▸ **Objective**: Transcribe the records below exactly as they appear, omitting any pictures.

** start of Exercise inputs **

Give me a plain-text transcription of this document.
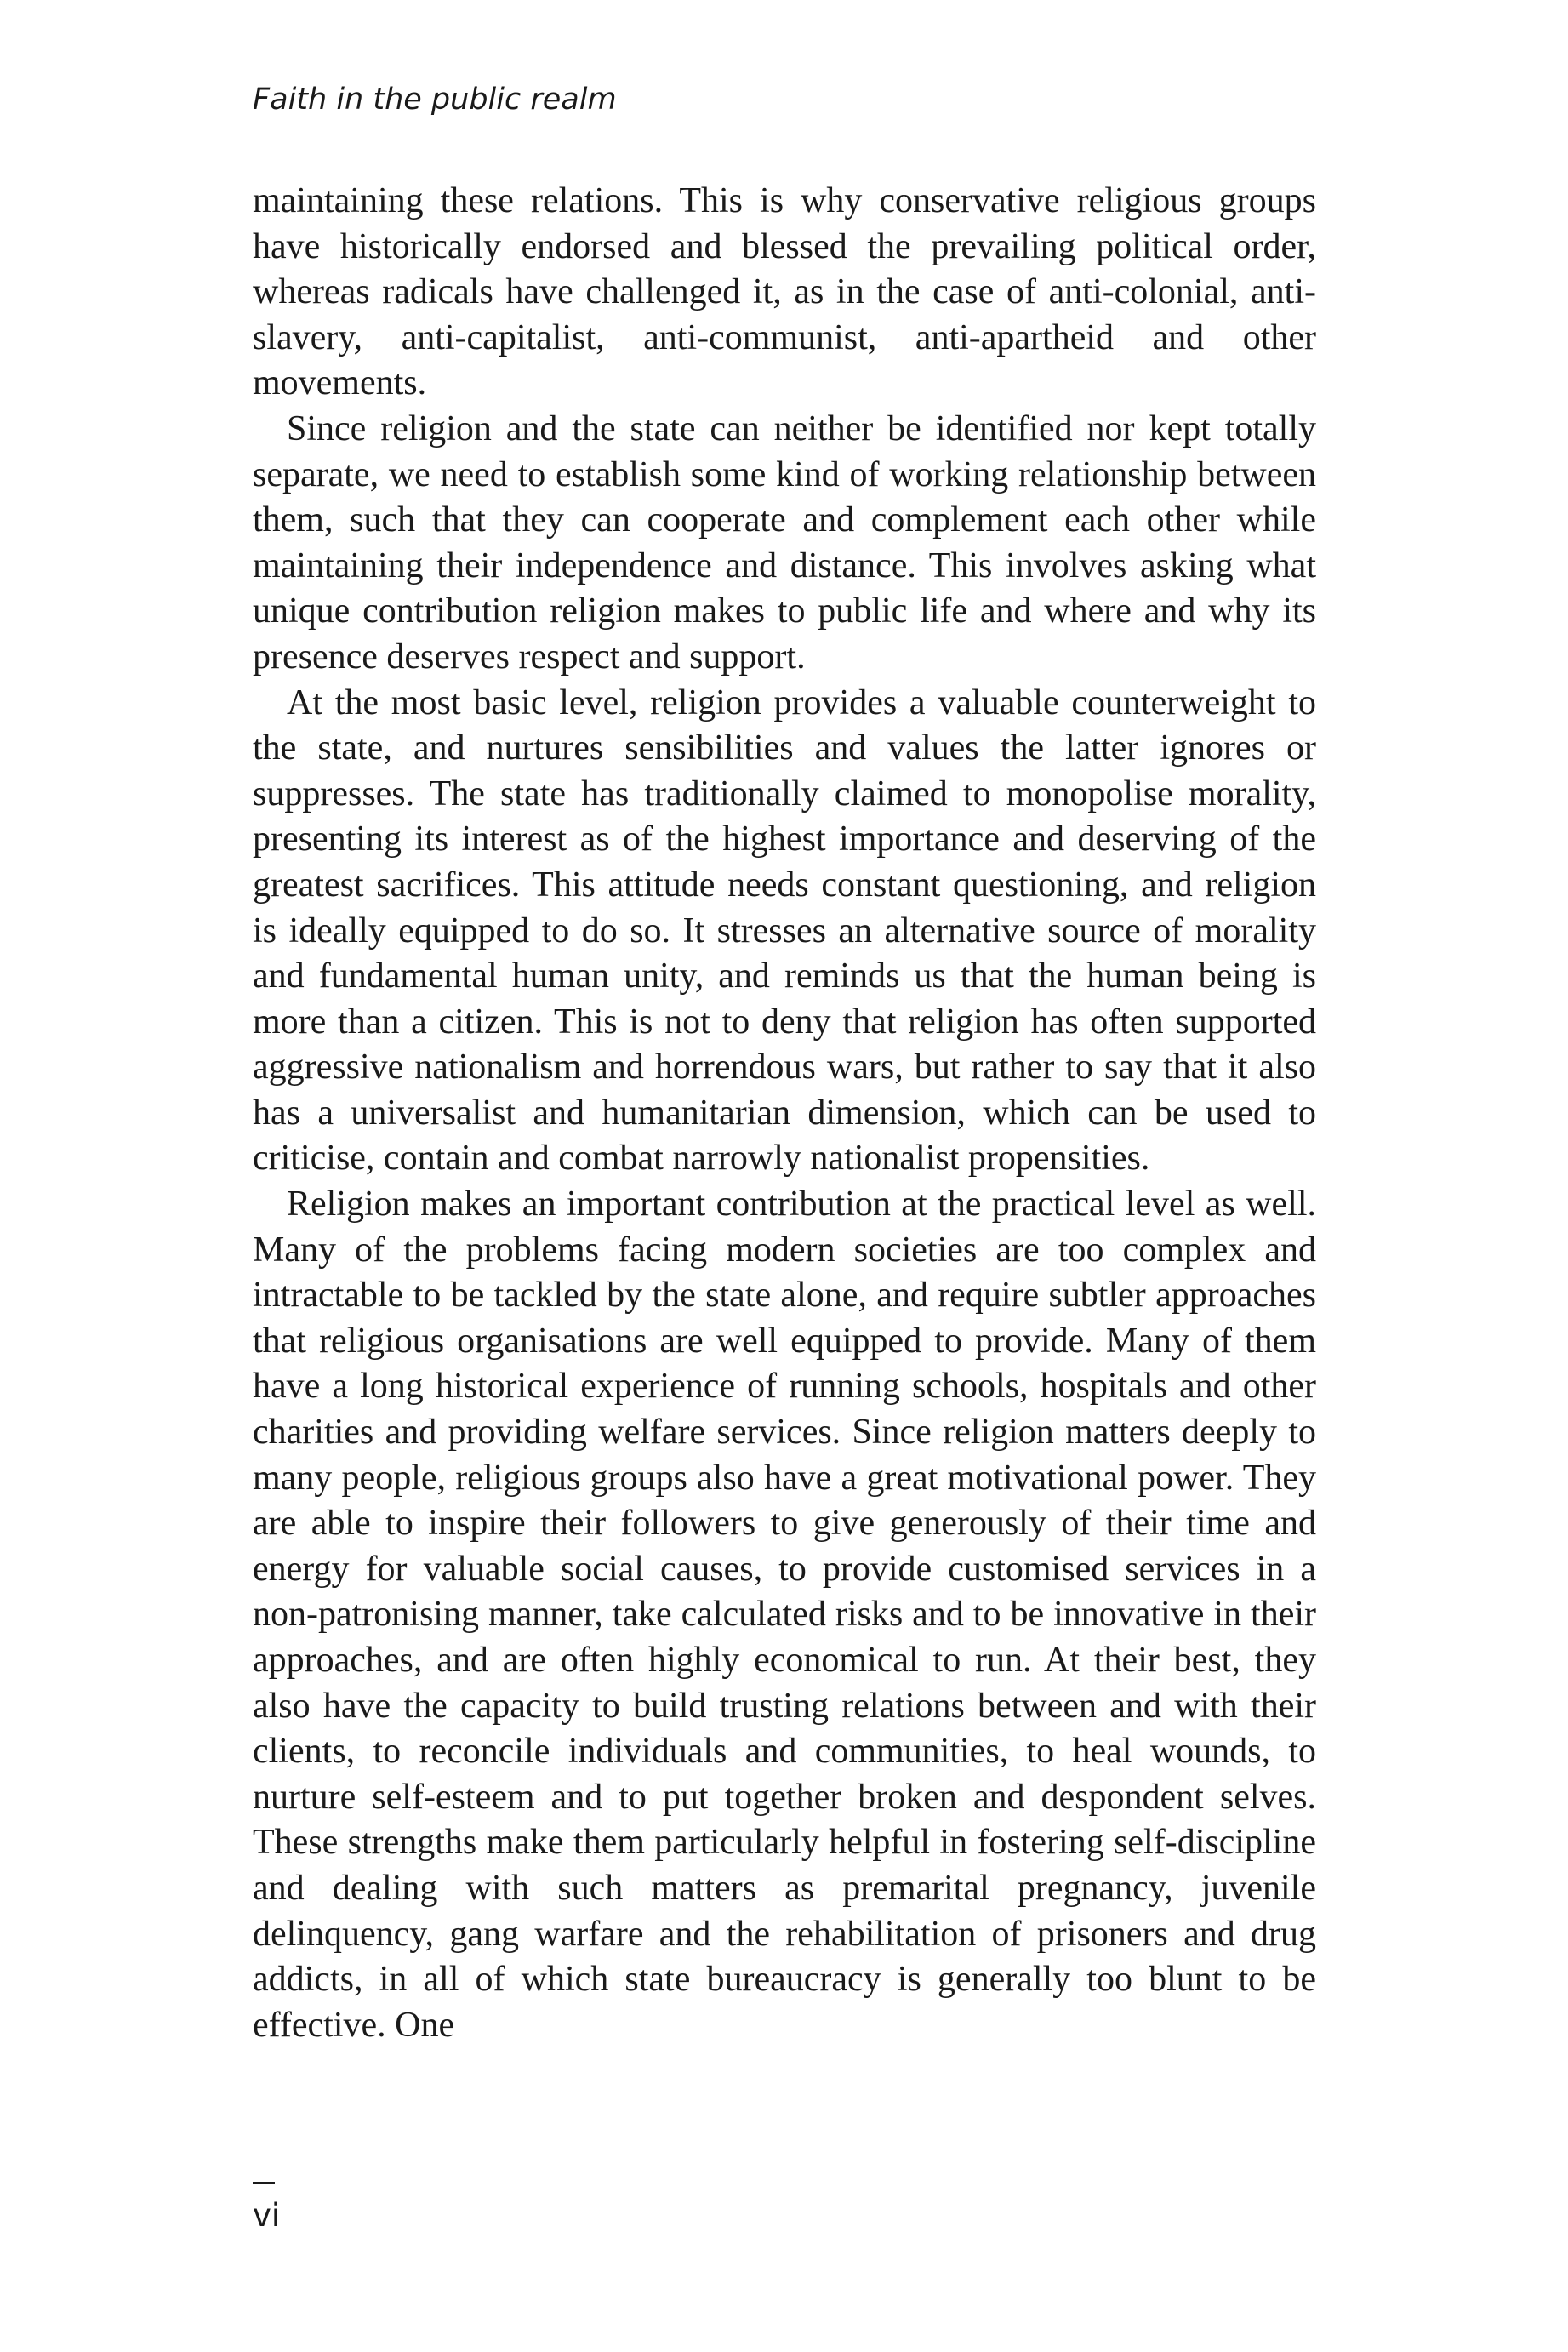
Faith in the public realm

maintaining these relations. This is why conservative religious groups have historically endorsed and blessed the prevailing political order, whereas radicals have challenged it, as in the case of anti-colonial, anti-slavery, anti-capitalist, anti-communist, anti-apartheid and other movements.

Since religion and the state can neither be identified nor kept totally separate, we need to establish some kind of working relationship between them, such that they can cooperate and complement each other while maintaining their independence and distance. This involves asking what unique contribution religion makes to public life and where and why its presence deserves respect and support.

At the most basic level, religion provides a valuable counterweight to the state, and nurtures sensibilities and values the latter ignores or suppresses. The state has traditionally claimed to monopolise morality, presenting its interest as of the highest importance and deserving of the greatest sacrifices. This attitude needs constant questioning, and religion is ideally equipped to do so. It stresses an alternative source of morality and fundamental human unity, and reminds us that the human being is more than a citizen. This is not to deny that religion has often supported aggressive nationalism and horrendous wars, but rather to say that it also has a universalist and humanitarian dimension, which can be used to criticise, contain and combat narrowly nationalist propensities.

Religion makes an important contribution at the practical level as well. Many of the problems facing modern societies are too complex and intractable to be tackled by the state alone, and require subtler approaches that religious organisations are well equipped to provide. Many of them have a long historical experience of running schools, hospitals and other charities and providing welfare services. Since religion matters deeply to many people, religious groups also have a great motivational power. They are able to inspire their followers to give generously of their time and energy for valuable social causes, to provide customised services in a non-patronising manner, take calculated risks and to be innovative in their approaches, and are often highly economical to run. At their best, they also have the capacity to build trusting relations between and with their clients, to reconcile individuals and communities, to heal wounds, to nurture self-esteem and to put together broken and despondent selves. These strengths make them particularly helpful in fostering self-discipline and dealing with such matters as premarital pregnancy, juvenile delinquency, gang warfare and the rehabilitation of prisoners and drug addicts, in all of which state bureaucracy is generally too blunt to be effective. One

vi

** end of Exercise inputs **

▸ **Written answer**:
Give me a plain-text transcription of this document.
Faith in the public realm

maintaining these relations. This is why conservative religious groups have historically endorsed and blessed the prevailing political order, whereas radicals have challenged it, as in the case of anti-colonial, anti-slavery, anti-capitalist, anti-communist, anti-apartheid and other movements.

Since religion and the state can neither be identified nor kept totally separate, we need to establish some kind of working relationship between them, such that they can cooperate and complement each other while maintaining their independence and distance. This involves asking what unique contribution religion makes to public life and where and why its presence deserves respect and support.

At the most basic level, religion provides a valuable counterweight to the state, and nurtures sensibilities and values the latter ignores or suppresses. The state has traditionally claimed to monopolise morality, presenting its interest as of the highest importance and deserving of the greatest sacrifices. This attitude needs constant questioning, and religion is ideally equipped to do so. It stresses an alternative source of morality and fundamental human unity, and reminds us that the human being is more than a citizen. This is not to deny that religion has often supported aggressive nationalism and horrendous wars, but rather to say that it also has a universalist and humanitarian dimension, which can be used to criticise, contain and combat narrowly nationalist propensities.

Religion makes an important contribution at the practical level as well. Many of the problems facing modern societies are too complex and intractable to be tackled by the state alone, and require subtler approaches that religious organisations are well equipped to provide. Many of them have a long historical experience of running schools, hospitals and other charities and providing welfare services. Since religion matters deeply to many people, religious groups also have a great motivational power. They are able to inspire their followers to give generously of their time and energy for valuable social causes, to provide customised services in a non-patronising manner, take calculated risks and to be innovative in their approaches, and are often highly economical to run. At their best, they also have the capacity to build trusting relations between and with their clients, to reconcile individuals and communities, to heal wounds, to nurture self-esteem and to put together broken and despondent selves. These strengths make them particularly helpful in fostering self-discipline and dealing with such matters as premarital pregnancy, juvenile delinquency, gang warfare and the rehabilitation of prisoners and drug addicts, in all of which state bureaucracy is generally too blunt to be effective. One

vi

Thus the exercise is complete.